_Challenge:_
Copy the records below verbatim, leaving out the pictures.

_The records:_
++++++

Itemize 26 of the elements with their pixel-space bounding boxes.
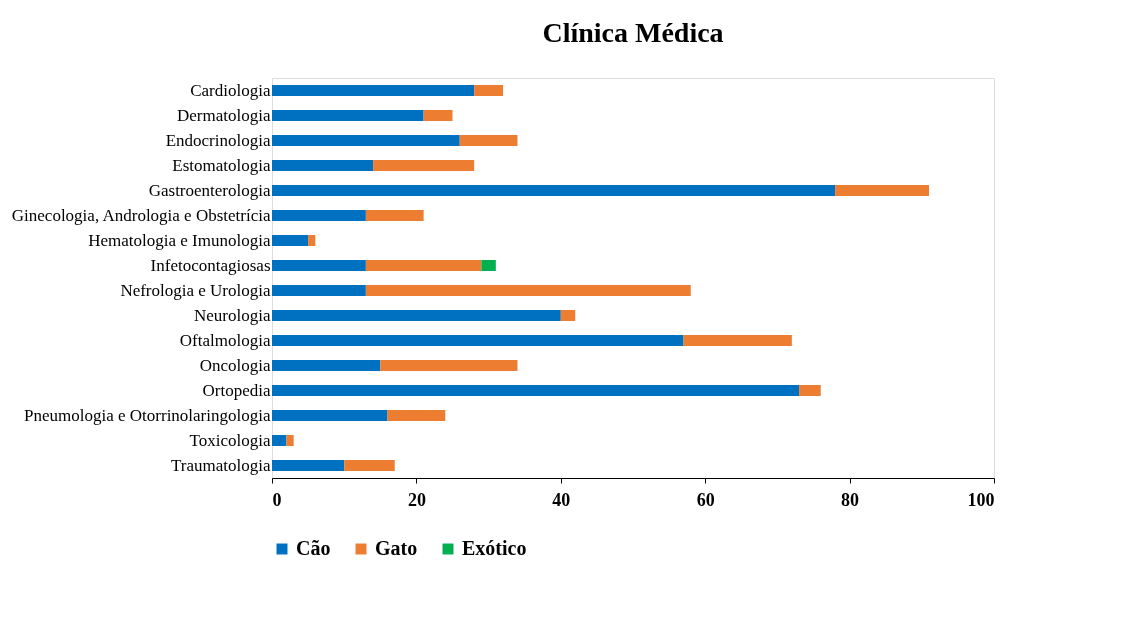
y-tick-label: Pneumologia e Otorrinolaringologia <box>24 405 271 425</box>
legend-label: Exótico <box>462 537 527 559</box>
y-tick-label: Gastroenterologia <box>148 180 271 200</box>
y-tick-label: Dermatologia <box>177 105 271 125</box>
x-tick-label: 0 <box>272 489 282 510</box>
x-tick-label: 80 <box>841 489 860 510</box>
x-tick-label: 60 <box>696 489 715 510</box>
y-tick-label: Hematologia e Imunologia <box>88 230 271 250</box>
y-tick-label: Ortopedia <box>202 380 271 400</box>
y-tick-label: Endocrinologia <box>165 130 271 150</box>
x-tick-label: 100 <box>967 489 995 510</box>
y-tick-label: Estomatologia <box>172 155 271 175</box>
y-tick-label: Toxicologia <box>189 430 271 450</box>
y-tick-label: Traumatologia <box>171 455 271 475</box>
y-tick-label: Oncologia <box>199 355 271 375</box>
legend-label: Cão <box>296 537 331 559</box>
legend-label: Gato <box>375 537 418 559</box>
y-tick-label: Infetocontagiosas <box>150 255 271 275</box>
x-tick-label: 40 <box>552 489 571 510</box>
x-tick-label: 20 <box>407 489 426 510</box>
y-tick-label: Cardiologia <box>190 80 271 100</box>
chart-title: Clínica Médica <box>542 17 724 48</box>
y-tick-label: Neurologia <box>194 305 271 325</box>
y-tick-label: Oftalmologia <box>179 330 271 350</box>
y-tick-label: Ginecologia, Andrologia e Obstetrícia <box>11 205 271 225</box>
y-tick-label: Nefrologia e Urologia <box>120 280 271 300</box>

++++++

_Solution to this exercise:_
Itemize 26 of the elements with their pixel-space bounding boxes.
y-tick-label: Pneumologia e Otorrinolaringologia <box>24 405 271 425</box>
legend-label: Exótico <box>462 537 527 559</box>
y-tick-label: Gastroenterologia <box>148 180 271 200</box>
y-tick-label: Dermatologia <box>177 105 271 125</box>
x-tick-label: 0 <box>272 489 282 510</box>
x-tick-label: 80 <box>841 489 860 510</box>
x-tick-label: 60 <box>696 489 715 510</box>
y-tick-label: Hematologia e Imunologia <box>88 230 271 250</box>
y-tick-label: Ortopedia <box>202 380 271 400</box>
y-tick-label: Endocrinologia <box>165 130 271 150</box>
x-tick-label: 100 <box>967 489 995 510</box>
y-tick-label: Estomatologia <box>172 155 271 175</box>
y-tick-label: Toxicologia <box>189 430 271 450</box>
y-tick-label: Traumatologia <box>171 455 271 475</box>
y-tick-label: Oncologia <box>199 355 271 375</box>
legend-label: Cão <box>296 537 331 559</box>
legend-label: Gato <box>375 537 418 559</box>
y-tick-label: Infetocontagiosas <box>150 255 271 275</box>
x-tick-label: 40 <box>552 489 571 510</box>
x-tick-label: 20 <box>407 489 426 510</box>
y-tick-label: Cardiologia <box>190 80 271 100</box>
chart-title: Clínica Médica <box>542 17 724 48</box>
y-tick-label: Neurologia <box>194 305 271 325</box>
y-tick-label: Oftalmologia <box>179 330 271 350</box>
y-tick-label: Ginecologia, Andrologia e Obstetrícia <box>11 205 271 225</box>
y-tick-label: Nefrologia e Urologia <box>120 280 271 300</box>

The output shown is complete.